CHALLENGE 1: Transcribe the stretch of the essay on Persians and Jews from "The history of" through "and taken Babylon.".
CHALLENGE 2: Decide whether each statement agrees with the essay on Persians and Jews, answering yes or no and quoting the deciding words: (a) Cyrus appointed a Jewish governor named Nehemiah; (b) the essay calls Haman a Persian; (c) Netanyahu offered George W. Bush a deluxe edition of the Book of Esther.

GIVEN TEXT:
PERSIANS AND JEWS HAVE NOT ALWAYS BEEN ENEMIES

 

Who still reads the Bible in Israel, at least in government circles? We can wonder after Benjamin Netanyahu’s recent visit to Moscow. And Vladimir Putin, whose atheistic education can be an excuse, does not seem to be better informed.

When received at the Kremlin, the Israeli Prime Minister violently criticized Iran, which is allied to Russia in the Middle East: "2,500 years ago,” he said, “there was an attempt in Persia to annihilate the Jewish people", recalling the festival of Purim (12 and 13 March) which, according to Jewish tradition, celebrates the Jews’ victory over those who had then planned to exterminate them.

"Today's Iran, the heir of Persia, is renewing the attempt to destroy the Jewish State.  They say so in the clearest way: they write it on their missiles”, Netanyahu added.

"Maybe, but that was in the 5th century BC,” the Russian president replied ironically, but no more accurately. "Today, we live in a different world," he concluded.

A different world, no doubt. But what happened in the 5th (or 4th, we don’t know for sure) century BC has nothing to do with what either Netanyahu or Putin said.

The history of pre-Christian antiquity shows quite the opposite:  the Jews then had no better ally than the Persians.

The Jews were deported to Babylon by the Chaldeans as a result of the conquest of Jerusalem by king Nabuchodonosor in 586 BC. Fifty years later, the Jews were set free by Cyrus, king of Persia. In the meantime, the Persians    had eliminated the Chaldeans and taken Babylon.

Cyrus did not merely set the Jews free; he resettled some of them in Jerusalem: 40, 000 returned; the others stayed in Mesopotamia. He appointed a Jewish governor, Nehemiah. It was under Persian political domination that the Temple of Jerusalem was rebuilt. Moreover, that was when the Hebrew Bible was developed in the version we know today. Even if it traditionally comes from Moses (at least the first five books containing the Torah), most historians believe that the hard core was written down at the time of Nehemiah under Cyrus’s protection. It is barely an exaggeration to say that the substance of Judaism took shape under Persian supervision.

Netanyahu was referring to the Book of Esther, in which we learn that, at an unspecified time, a king of Persia called Assuerus (we do not know exactly who he is, since no Persian sovereign of that name appears in the records) decided to get rid of all Jews as suggested by his grand vizier Haman. They were saved by the intercession of the Jewish Queen Esther. With advice from her uncle Merdoches, the head of the Jewish community, she talked the King out of that fatal plan. This is the plot of a well-known tragedy by the great French playwright Jean Racine.

Already, to convince George W. Bush that Iran is evil, Netanyahu had offered him a deluxe edition of the Book of Esther.

In fact, Haman the villain is not Persian, but Greek - the text says: Macedonian.

As far as the historical facts can be reconstructed, the King of Persia was a passive character, with two ambitious minorities vying for influence at his court: the Jews and the Greeks. The story of Esther is a settling of accounts between the two factions and the final trouncing of the Greeks.

[Collected data]
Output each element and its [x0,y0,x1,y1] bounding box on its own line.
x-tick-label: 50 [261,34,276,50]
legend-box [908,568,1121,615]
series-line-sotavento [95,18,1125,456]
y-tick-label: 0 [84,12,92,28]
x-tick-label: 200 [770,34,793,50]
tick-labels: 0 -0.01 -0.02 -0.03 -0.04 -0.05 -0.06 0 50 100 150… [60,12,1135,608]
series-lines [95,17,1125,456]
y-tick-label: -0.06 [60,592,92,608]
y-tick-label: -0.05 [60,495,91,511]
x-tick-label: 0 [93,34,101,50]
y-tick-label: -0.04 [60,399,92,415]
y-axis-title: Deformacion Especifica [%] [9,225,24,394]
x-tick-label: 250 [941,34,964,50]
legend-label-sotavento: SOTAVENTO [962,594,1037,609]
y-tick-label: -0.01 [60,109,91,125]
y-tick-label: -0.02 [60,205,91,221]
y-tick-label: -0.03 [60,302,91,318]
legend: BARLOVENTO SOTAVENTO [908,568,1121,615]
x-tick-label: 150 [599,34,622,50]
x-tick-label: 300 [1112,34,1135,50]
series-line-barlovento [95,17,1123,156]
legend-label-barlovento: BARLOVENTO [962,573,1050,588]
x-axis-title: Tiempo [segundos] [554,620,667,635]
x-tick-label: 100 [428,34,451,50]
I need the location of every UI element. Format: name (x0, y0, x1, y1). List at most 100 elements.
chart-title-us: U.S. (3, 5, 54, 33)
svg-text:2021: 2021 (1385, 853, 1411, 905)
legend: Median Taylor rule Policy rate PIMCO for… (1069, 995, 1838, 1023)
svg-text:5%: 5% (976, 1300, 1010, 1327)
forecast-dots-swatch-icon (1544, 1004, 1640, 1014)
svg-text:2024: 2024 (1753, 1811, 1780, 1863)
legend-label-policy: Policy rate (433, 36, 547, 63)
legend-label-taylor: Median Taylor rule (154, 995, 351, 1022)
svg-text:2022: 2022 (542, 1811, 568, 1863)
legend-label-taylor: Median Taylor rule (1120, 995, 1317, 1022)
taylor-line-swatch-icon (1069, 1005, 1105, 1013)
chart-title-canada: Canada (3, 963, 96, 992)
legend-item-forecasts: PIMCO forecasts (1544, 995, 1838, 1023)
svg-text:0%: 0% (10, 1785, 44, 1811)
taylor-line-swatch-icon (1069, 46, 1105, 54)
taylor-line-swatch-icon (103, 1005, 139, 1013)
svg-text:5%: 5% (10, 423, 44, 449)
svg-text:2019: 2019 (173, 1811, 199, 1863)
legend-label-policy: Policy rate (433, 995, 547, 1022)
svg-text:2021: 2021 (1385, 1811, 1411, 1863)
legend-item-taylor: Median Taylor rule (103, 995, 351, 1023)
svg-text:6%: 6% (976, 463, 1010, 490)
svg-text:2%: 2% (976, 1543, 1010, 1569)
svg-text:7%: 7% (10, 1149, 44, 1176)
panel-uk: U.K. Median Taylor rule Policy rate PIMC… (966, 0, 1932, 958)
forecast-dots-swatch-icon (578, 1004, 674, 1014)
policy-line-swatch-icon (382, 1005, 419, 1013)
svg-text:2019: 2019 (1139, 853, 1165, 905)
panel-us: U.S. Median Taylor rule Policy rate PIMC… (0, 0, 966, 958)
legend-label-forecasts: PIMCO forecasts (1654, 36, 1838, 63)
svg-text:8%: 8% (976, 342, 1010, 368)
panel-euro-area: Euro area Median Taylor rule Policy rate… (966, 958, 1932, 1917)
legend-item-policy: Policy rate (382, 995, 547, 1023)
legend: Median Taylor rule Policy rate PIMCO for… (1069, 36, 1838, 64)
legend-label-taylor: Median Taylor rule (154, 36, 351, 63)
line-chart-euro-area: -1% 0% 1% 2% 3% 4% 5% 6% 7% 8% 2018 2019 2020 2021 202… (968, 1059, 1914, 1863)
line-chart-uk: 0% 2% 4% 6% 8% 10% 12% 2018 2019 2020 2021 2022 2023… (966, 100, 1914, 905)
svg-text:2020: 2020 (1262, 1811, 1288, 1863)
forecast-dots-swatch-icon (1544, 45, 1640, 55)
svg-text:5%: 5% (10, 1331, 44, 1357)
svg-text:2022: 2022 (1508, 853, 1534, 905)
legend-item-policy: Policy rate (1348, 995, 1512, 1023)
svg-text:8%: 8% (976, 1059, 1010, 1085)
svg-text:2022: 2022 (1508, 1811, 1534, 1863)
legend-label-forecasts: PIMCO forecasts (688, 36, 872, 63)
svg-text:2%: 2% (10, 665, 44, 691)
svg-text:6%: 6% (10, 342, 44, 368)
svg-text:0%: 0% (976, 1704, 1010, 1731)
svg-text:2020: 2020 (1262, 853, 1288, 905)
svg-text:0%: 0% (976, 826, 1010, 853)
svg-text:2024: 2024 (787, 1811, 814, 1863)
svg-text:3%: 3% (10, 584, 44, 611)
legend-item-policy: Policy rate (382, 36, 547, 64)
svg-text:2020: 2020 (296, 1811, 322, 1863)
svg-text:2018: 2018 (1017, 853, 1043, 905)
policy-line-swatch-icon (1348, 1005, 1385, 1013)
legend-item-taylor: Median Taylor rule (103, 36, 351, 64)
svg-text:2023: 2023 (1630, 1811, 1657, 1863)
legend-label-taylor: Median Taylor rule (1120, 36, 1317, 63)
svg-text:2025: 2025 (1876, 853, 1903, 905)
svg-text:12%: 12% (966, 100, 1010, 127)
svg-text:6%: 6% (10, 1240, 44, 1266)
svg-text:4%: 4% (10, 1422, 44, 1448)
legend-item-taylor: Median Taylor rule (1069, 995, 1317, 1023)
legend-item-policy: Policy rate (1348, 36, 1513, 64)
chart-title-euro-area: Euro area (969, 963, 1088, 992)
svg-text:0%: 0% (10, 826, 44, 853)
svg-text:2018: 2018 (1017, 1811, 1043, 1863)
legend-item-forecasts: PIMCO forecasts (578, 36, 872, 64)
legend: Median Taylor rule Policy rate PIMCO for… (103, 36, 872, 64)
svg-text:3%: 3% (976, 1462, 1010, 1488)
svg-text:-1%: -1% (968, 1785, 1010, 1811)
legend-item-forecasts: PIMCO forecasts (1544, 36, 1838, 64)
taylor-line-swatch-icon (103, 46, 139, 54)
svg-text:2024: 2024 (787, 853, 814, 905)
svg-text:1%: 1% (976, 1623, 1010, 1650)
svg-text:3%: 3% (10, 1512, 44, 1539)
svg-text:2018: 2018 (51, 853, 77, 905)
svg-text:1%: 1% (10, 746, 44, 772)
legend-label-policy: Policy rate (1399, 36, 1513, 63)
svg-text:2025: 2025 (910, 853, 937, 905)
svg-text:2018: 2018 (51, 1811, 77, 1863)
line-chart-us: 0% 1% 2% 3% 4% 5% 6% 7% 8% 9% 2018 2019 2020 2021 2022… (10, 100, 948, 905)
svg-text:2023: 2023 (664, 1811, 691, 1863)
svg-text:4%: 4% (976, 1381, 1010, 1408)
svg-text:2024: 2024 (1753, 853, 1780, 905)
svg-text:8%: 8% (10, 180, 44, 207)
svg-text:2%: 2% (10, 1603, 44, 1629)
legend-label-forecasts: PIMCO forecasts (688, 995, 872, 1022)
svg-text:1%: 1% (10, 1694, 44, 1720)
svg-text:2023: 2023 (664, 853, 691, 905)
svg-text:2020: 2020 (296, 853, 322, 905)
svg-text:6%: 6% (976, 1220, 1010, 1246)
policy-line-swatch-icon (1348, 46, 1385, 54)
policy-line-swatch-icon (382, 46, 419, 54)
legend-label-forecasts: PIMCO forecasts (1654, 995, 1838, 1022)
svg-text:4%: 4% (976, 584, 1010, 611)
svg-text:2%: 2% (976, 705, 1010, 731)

TASK SOLUTION 1:
The history of pre-Christian antiquity shows quite the opposite:  the Jews then had no better ally than the Persians.

The Jews were deported to Babylon by the Chaldeans as a result of the conquest of Jerusalem by king Nabuchodonosor in 586 BC. Fifty years later, the Jews were set free by Cyrus, king of Persia. In the meantime, the Persians    had eliminated the Chaldeans and taken Babylon.

TASK SOLUTION 2:
(a) Yes: "He appointed a Jewish governor, Nehemiah."
(b) No: "In fact, Haman the villain is not Persian, but Greek - the text says: Macedonian."
(c) Yes: "Netanyahu had offered him a deluxe edition of the Book of Esther."